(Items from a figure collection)
= = = =

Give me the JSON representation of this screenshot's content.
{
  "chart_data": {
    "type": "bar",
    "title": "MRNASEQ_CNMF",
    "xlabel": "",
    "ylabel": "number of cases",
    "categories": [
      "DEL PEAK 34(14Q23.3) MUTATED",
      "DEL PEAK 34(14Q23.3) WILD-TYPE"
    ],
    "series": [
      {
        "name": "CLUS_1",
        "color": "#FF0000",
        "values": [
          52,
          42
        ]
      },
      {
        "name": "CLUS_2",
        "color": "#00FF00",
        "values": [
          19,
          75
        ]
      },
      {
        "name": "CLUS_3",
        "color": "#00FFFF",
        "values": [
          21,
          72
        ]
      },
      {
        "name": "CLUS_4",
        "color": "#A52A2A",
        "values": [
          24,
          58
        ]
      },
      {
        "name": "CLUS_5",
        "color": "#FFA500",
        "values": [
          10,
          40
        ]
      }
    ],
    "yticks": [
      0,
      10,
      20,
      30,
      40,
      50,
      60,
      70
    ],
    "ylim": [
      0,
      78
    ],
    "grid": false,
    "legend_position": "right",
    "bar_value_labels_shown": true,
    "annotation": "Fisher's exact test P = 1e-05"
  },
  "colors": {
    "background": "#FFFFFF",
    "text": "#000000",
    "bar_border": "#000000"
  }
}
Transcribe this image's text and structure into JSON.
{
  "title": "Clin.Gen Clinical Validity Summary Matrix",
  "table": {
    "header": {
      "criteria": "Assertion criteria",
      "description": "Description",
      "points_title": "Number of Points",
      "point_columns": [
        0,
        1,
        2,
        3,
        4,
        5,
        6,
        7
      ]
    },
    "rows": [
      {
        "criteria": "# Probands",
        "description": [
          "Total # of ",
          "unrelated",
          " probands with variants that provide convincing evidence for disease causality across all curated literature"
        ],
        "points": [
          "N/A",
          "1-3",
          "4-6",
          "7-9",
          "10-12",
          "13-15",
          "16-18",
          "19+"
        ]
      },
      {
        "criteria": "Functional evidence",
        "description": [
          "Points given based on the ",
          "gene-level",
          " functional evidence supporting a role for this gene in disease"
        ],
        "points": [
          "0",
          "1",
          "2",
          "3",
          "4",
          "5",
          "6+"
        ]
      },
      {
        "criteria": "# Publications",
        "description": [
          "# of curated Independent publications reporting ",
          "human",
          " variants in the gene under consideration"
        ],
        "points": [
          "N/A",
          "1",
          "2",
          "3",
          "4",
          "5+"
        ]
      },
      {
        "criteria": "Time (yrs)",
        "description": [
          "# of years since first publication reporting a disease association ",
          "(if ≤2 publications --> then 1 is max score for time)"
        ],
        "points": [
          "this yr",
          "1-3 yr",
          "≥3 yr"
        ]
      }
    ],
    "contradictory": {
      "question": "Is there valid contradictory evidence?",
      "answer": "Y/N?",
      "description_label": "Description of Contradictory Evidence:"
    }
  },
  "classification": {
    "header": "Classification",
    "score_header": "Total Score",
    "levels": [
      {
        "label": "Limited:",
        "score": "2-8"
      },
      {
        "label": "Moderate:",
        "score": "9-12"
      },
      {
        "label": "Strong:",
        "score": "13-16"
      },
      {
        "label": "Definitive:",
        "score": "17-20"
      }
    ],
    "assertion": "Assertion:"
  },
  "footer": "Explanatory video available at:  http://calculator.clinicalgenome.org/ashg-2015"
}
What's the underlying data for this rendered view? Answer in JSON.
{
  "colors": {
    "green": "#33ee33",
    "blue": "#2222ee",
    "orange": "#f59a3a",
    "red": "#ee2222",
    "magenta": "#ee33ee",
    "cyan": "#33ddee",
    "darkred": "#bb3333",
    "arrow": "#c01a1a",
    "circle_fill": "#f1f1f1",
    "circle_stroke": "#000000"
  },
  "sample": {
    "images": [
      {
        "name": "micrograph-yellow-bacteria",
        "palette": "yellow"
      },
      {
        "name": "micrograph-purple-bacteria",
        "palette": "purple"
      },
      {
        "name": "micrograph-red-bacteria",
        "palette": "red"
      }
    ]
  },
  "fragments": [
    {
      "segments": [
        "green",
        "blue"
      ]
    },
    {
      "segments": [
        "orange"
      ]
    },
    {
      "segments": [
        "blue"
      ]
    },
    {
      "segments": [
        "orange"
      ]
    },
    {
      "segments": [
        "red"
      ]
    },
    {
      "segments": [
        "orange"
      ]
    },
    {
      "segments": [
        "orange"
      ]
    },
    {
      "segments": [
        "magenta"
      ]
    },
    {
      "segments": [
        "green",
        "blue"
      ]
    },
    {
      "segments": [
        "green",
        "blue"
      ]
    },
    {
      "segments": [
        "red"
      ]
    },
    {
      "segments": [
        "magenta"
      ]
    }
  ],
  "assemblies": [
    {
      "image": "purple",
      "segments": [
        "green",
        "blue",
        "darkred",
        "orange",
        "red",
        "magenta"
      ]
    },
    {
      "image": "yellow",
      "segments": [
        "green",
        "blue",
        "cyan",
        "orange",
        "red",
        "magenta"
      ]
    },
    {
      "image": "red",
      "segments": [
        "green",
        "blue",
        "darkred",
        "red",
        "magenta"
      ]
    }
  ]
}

= = = =

> [PROMPT]
Look back at the records above. Repeat all of them exactly.

> [ANSWER]
Give me the JSON representation of this screenshot's content.
{
  "chart_data": {
    "type": "bar",
    "title": "MRNASEQ_CNMF",
    "xlabel": "",
    "ylabel": "number of cases",
    "categories": [
      "DEL PEAK 34(14Q23.3) MUTATED",
      "DEL PEAK 34(14Q23.3) WILD-TYPE"
    ],
    "series": [
      {
        "name": "CLUS_1",
        "color": "#FF0000",
        "values": [
          52,
          42
        ]
      },
      {
        "name": "CLUS_2",
        "color": "#00FF00",
        "values": [
          19,
          75
        ]
      },
      {
        "name": "CLUS_3",
        "color": "#00FFFF",
        "values": [
          21,
          72
        ]
      },
      {
        "name": "CLUS_4",
        "color": "#A52A2A",
        "values": [
          24,
          58
        ]
      },
      {
        "name": "CLUS_5",
        "color": "#FFA500",
        "values": [
          10,
          40
        ]
      }
    ],
    "yticks": [
      0,
      10,
      20,
      30,
      40,
      50,
      60,
      70
    ],
    "ylim": [
      0,
      78
    ],
    "grid": false,
    "legend_position": "right",
    "bar_value_labels_shown": true,
    "annotation": "Fisher's exact test P = 1e-05"
  },
  "colors": {
    "background": "#FFFFFF",
    "text": "#000000",
    "bar_border": "#000000"
  }
}
Transcribe this image's text and structure into JSON.
{
  "title": "Clin.Gen Clinical Validity Summary Matrix",
  "table": {
    "header": {
      "criteria": "Assertion criteria",
      "description": "Description",
      "points_title": "Number of Points",
      "point_columns": [
        0,
        1,
        2,
        3,
        4,
        5,
        6,
        7
      ]
    },
    "rows": [
      {
        "criteria": "# Probands",
        "description": [
          "Total # of ",
          "unrelated",
          " probands with variants that provide convincing evidence for disease causality across all curated literature"
        ],
        "points": [
          "N/A",
          "1-3",
          "4-6",
          "7-9",
          "10-12",
          "13-15",
          "16-18",
          "19+"
        ]
      },
      {
        "criteria": "Functional evidence",
        "description": [
          "Points given based on the ",
          "gene-level",
          " functional evidence supporting a role for this gene in disease"
        ],
        "points": [
          "0",
          "1",
          "2",
          "3",
          "4",
          "5",
          "6+"
        ]
      },
      {
        "criteria": "# Publications",
        "description": [
          "# of curated Independent publications reporting ",
          "human",
          " variants in the gene under consideration"
        ],
        "points": [
          "N/A",
          "1",
          "2",
          "3",
          "4",
          "5+"
        ]
      },
      {
        "criteria": "Time (yrs)",
        "description": [
          "# of years since first publication reporting a disease association ",
          "(if ≤2 publications --> then 1 is max score for time)"
        ],
        "points": [
          "this yr",
          "1-3 yr",
          "≥3 yr"
        ]
      }
    ],
    "contradictory": {
      "question": "Is there valid contradictory evidence?",
      "answer": "Y/N?",
      "description_label": "Description of Contradictory Evidence:"
    }
  },
  "classification": {
    "header": "Classification",
    "score_header": "Total Score",
    "levels": [
      {
        "label": "Limited:",
        "score": "2-8"
      },
      {
        "label": "Moderate:",
        "score": "9-12"
      },
      {
        "label": "Strong:",
        "score": "13-16"
      },
      {
        "label": "Definitive:",
        "score": "17-20"
      }
    ],
    "assertion": "Assertion:"
  },
  "footer": "Explanatory video available at:  http://calculator.clinicalgenome.org/ashg-2015"
}
What's the underlying data for this rendered view? Answer in JSON.
{
  "colors": {
    "green": "#33ee33",
    "blue": "#2222ee",
    "orange": "#f59a3a",
    "red": "#ee2222",
    "magenta": "#ee33ee",
    "cyan": "#33ddee",
    "darkred": "#bb3333",
    "arrow": "#c01a1a",
    "circle_fill": "#f1f1f1",
    "circle_stroke": "#000000"
  },
  "sample": {
    "images": [
      {
        "name": "micrograph-yellow-bacteria",
        "palette": "yellow"
      },
      {
        "name": "micrograph-purple-bacteria",
        "palette": "purple"
      },
      {
        "name": "micrograph-red-bacteria",
        "palette": "red"
      }
    ]
  },
  "fragments": [
    {
      "segments": [
        "green",
        "blue"
      ]
    },
    {
      "segments": [
        "orange"
      ]
    },
    {
      "segments": [
        "blue"
      ]
    },
    {
      "segments": [
        "orange"
      ]
    },
    {
      "segments": [
        "red"
      ]
    },
    {
      "segments": [
        "orange"
      ]
    },
    {
      "segments": [
        "orange"
      ]
    },
    {
      "segments": [
        "magenta"
      ]
    },
    {
      "segments": [
        "green",
        "blue"
      ]
    },
    {
      "segments": [
        "green",
        "blue"
      ]
    },
    {
      "segments": [
        "red"
      ]
    },
    {
      "segments": [
        "magenta"
      ]
    }
  ],
  "assemblies": [
    {
      "image": "purple",
      "segments": [
        "green",
        "blue",
        "darkred",
        "orange",
        "red",
        "magenta"
      ]
    },
    {
      "image": "yellow",
      "segments": [
        "green",
        "blue",
        "cyan",
        "orange",
        "red",
        "magenta"
      ]
    },
    {
      "image": "red",
      "segments": [
        "green",
        "blue",
        "darkred",
        "red",
        "magenta"
      ]
    }
  ]
}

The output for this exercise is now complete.